(Stored data)
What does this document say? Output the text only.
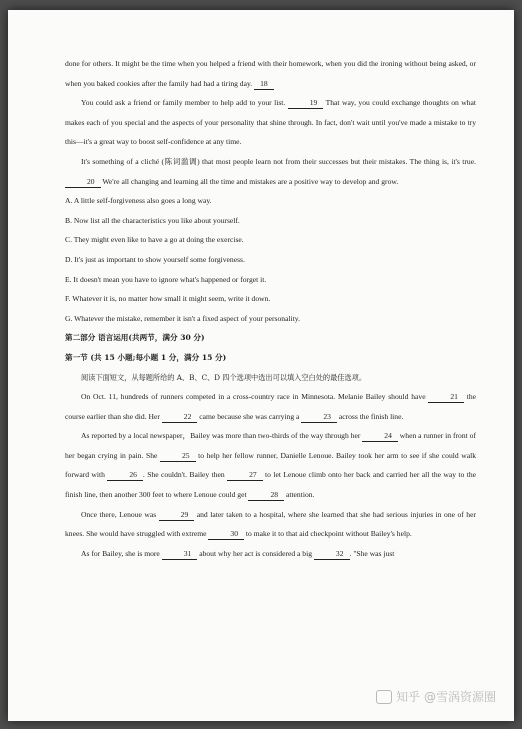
done for others. It might be the time when you helped a friend with their homework, when you did the ironing without being asked, or when you baked cookies after the family had had a tiring day. 18

You could ask a friend or family member to help add to your list.	19 That way, you could exchange thoughts on what makes each of you special and the aspects of your personality that shine through. In fact, don't wait until you've made a mistake to try this—it's a great way to boost self-confidence at any time.

It's something of a cliché (陈词滥调) that most people learn not from their successes but their mistakes. The thing is, it's true. 20 We're all changing and learning all the time and mistakes are a positive way to develop and grow.

A. A little self-forgiveness also goes a long way.

B. Now list all the characteristics you like about yourself.

C. They might even like to have a go at doing the exercise.

D. It's just as important to show yourself some forgiveness.

E. It doesn't mean you have to ignore what's happened or forget it.

F. Whatever it is, no matter how small it might seem, write it down.

G. Whatever the mistake, remember it isn't a fixed aspect of your personality.

第二部分 语言运用(共两节，满分 30 分)

第一节 (共 15 小题;每小题 1 分，满分 15 分)

阅读下面短文，从每题所给的 A、B、C、D 四个选项中选出可以填入空白处的最佳选项。

On Oct. 11, hundreds of runners competed in a cross-country race in Minnesota. Melanie Bailey should have	21 the course earlier than she did. Her	22 came because she was carrying a	23 across the finish line.

As reported by a local newspaper，Bailey was more than two-thirds of the way through her	24 when a runner in front of her began crying in pain. She	25 to help her fellow runner, Danielle Lenoue. Bailey took her arm to see if she could walk forward with	26 . She couldn't. Bailey then	27 to let Lenoue climb onto her back and carried her all the way to the finish line, then another 300 feet to where Lenoue could get	28 attention.

Once there, Lenoue was	29 and later taken to a hospital, where she learned that she had serious injuries in one of her knees. She would have struggled with extreme	30 to make it to that aid checkpoint without Bailey's help.

As for Bailey, she is more	31 about why her act is considered a big	32 . "She was just

知乎 @雪涡资源圈
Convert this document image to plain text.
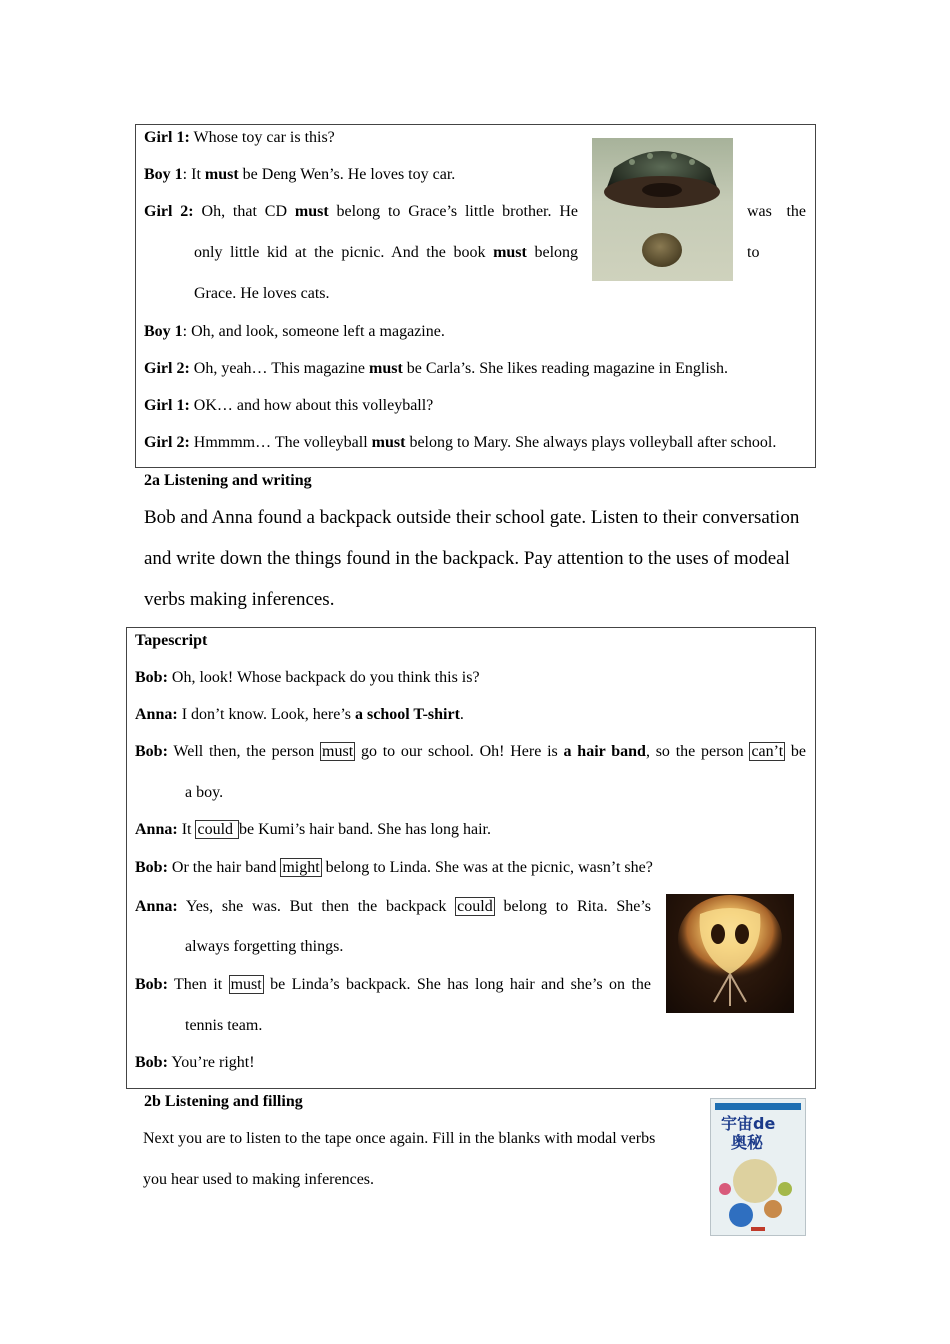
Girl 1: Whose toy car is this?
Boy 1: It must be Deng Wen’s. He loves toy car.
Girl 2: Oh, that CD must belong to Grace’s little brother. He	was the
only little kid at the picnic. And the book must belong	to
Grace. He loves cats.
Boy 1: Oh, and look, someone left a magazine.
Girl 2: Oh, yeah… This magazine must be Carla’s. She likes reading magazine in English.
Girl 1: OK… and how about this volleyball?
Girl 2: Hmmmm… The volleyball must belong to Mary. She always plays volleyball after school.
2a Listening and writing
Bob and Anna found a backpack outside their school gate. Listen to their conversation
and write down the things found in the backpack. Pay attention to the uses of modeal
verbs making inferences.
Tapescript
Bob: Oh, look! Whose backpack do you think this is?
Anna: I don’t know. Look, here’s a school T-shirt.
Bob: Well then, the person must go to our school. Oh! Here is a hair band, so the person can’t be
a boy.
Anna: It could be Kumi’s hair band. She has long hair.
Bob: Or the hair band might belong to Linda. She was at the picnic, wasn’t she?
Anna: Yes, she was. But then the backpack could belong to Rita. She’s
always forgetting things.
Bob: Then it must be Linda’s backpack. She has long hair and she’s on the
tennis team.
Bob: You’re right!
2b Listening and filling
Next you are to listen to the tape once again. Fill in the blanks with modal verbs
you hear used to making inferences.
宇宙de
奥秘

STATED TASK: Count how many lines in the data contain the word "verbs", giving the number without comment.

TASK RESPONSE: 2